▶ [Written task]:
Tell how many lines contain the word "Пусть". Reply with the number only.

[START Records provided]

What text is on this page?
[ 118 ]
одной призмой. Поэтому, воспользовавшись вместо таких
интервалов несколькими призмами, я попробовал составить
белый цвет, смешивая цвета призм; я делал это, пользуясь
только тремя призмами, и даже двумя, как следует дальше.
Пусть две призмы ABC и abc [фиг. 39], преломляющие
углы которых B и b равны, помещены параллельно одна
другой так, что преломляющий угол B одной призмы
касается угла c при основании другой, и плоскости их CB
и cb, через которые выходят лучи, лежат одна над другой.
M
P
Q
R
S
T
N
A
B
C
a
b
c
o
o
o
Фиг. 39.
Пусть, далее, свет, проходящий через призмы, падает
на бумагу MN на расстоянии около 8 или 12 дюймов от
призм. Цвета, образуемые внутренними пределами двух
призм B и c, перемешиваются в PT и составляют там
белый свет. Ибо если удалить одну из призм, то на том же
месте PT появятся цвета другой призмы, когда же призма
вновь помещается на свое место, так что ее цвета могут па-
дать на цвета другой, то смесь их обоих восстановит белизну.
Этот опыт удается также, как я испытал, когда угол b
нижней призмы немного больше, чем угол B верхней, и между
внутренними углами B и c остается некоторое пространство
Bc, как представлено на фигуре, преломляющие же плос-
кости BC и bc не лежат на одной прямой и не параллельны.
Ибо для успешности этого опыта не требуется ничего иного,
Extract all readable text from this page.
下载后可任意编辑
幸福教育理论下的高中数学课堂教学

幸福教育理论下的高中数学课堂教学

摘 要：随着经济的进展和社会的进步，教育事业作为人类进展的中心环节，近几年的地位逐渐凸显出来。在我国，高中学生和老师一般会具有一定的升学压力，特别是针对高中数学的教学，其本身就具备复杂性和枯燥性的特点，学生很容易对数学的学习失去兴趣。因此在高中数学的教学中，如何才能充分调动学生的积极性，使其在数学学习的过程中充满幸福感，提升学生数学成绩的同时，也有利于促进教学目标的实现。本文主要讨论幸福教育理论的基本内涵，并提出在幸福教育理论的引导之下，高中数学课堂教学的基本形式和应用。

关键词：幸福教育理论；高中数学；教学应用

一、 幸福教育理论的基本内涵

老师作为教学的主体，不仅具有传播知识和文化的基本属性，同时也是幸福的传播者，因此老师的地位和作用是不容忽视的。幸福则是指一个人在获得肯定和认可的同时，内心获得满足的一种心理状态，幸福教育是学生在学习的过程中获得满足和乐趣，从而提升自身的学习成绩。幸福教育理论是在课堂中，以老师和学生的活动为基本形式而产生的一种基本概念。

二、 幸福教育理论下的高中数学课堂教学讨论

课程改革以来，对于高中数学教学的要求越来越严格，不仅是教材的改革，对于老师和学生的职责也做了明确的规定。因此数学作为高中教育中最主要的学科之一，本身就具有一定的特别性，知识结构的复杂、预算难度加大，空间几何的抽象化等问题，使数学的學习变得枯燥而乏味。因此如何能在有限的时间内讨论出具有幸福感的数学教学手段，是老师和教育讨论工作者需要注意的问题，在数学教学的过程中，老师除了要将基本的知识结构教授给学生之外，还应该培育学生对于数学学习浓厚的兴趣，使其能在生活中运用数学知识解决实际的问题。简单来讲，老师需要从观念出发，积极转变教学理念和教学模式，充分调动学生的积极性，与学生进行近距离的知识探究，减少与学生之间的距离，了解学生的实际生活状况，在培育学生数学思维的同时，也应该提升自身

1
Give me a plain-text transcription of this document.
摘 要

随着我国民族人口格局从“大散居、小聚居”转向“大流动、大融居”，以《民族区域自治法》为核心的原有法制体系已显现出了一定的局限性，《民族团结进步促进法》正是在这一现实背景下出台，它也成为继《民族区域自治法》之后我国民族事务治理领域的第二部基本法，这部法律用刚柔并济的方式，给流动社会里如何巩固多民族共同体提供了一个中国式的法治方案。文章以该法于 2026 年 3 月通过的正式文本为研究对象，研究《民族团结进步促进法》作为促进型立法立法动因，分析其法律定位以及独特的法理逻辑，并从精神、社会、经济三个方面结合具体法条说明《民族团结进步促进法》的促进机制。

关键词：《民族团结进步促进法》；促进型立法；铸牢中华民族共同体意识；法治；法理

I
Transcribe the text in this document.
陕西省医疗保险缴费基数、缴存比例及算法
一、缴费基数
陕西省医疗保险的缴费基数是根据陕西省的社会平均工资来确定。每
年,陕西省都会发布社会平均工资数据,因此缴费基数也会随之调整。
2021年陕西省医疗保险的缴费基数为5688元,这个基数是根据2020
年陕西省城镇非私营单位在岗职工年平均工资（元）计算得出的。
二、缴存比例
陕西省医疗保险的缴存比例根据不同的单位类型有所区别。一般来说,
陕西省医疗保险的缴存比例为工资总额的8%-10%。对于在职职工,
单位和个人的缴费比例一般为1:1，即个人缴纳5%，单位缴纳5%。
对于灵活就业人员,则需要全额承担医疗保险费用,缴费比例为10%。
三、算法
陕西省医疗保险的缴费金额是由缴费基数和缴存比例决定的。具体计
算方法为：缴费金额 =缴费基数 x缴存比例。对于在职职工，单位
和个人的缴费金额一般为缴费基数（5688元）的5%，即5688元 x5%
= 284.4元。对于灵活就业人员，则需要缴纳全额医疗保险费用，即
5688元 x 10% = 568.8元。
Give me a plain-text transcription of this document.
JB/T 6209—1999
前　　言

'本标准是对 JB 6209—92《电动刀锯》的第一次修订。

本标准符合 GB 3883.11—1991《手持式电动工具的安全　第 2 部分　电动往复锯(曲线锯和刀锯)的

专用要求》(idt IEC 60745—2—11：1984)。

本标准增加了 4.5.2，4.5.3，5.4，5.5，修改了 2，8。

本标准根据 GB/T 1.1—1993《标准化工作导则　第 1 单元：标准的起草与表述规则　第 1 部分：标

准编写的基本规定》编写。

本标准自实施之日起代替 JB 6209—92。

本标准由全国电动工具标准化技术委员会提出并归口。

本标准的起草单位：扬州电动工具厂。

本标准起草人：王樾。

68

[END Records provided]

▶ [Answer to this task]:
2